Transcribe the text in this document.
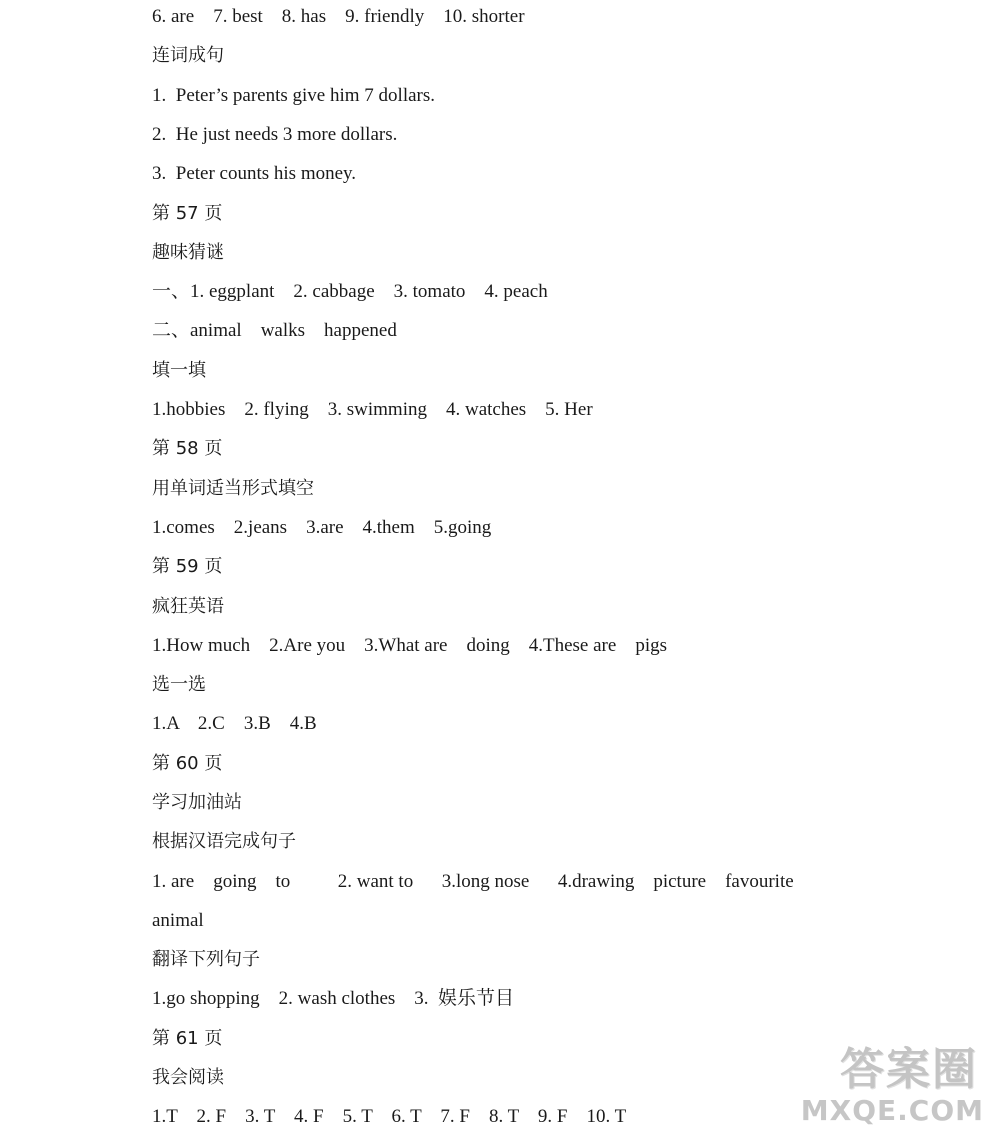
6. are    7. best    8. has    9. friendly    10. shorter
连词成句
1.  Peter’s parents give him 7 dollars.
2.  He just needs 3 more dollars.
3.  Peter counts his money.
第 57 页
趣味猜谜
一、1. eggplant    2. cabbage    3. tomato    4. peach
二、animal    walks    happened
填一填
1.hobbies    2. flying    3. swimming    4. watches    5. Her
第 58 页
用单词适当形式填空
1.comes    2.jeans    3.are    4.them    5.going
第 59 页
疯狂英语
1.How much    2.Are you    3.What are    doing    4.These are    pigs
选一选
1.A    2.C    3.B    4.B
第 60 页
学习加油站
根据汉语完成句子
1. are    going    to          2. want to      3.long nose      4.drawing    picture    favourite
animal
翻译下列句子
1.go shopping    2. wash clothes    3.  娱乐节目
第 61 页
我会阅读
1.T    2. F    3. T    4. F    5. T    6. T    7. F    8. T    9. F    10. T
答案圈
MXQE.COM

● ● ● ● ● ● ●

> **Aim**: Leave the pictures out and output the rest of the listing exactly.

> **Output of the exercise**:
Transcribe the text in this document.
6. are    7. best    8. has    9. friendly    10. shorter
连词成句
1.  Peter’s parents give him 7 dollars.
2.  He just needs 3 more dollars.
3.  Peter counts his money.
第 57 页
趣味猜谜
一、1. eggplant    2. cabbage    3. tomato    4. peach
二、animal    walks    happened
填一填
1.hobbies    2. flying    3. swimming    4. watches    5. Her
第 58 页
用单词适当形式填空
1.comes    2.jeans    3.are    4.them    5.going
第 59 页
疯狂英语
1.How much    2.Are you    3.What are    doing    4.These are    pigs
选一选
1.A    2.C    3.B    4.B
第 60 页
学习加油站
根据汉语完成句子
1. are    going    to          2. want to      3.long nose      4.drawing    picture    favourite
animal
翻译下列句子
1.go shopping    2. wash clothes    3.  娱乐节目
第 61 页
我会阅读
1.T    2. F    3. T    4. F    5. T    6. T    7. F    8. T    9. F    10. T
答案圈
MXQE.COM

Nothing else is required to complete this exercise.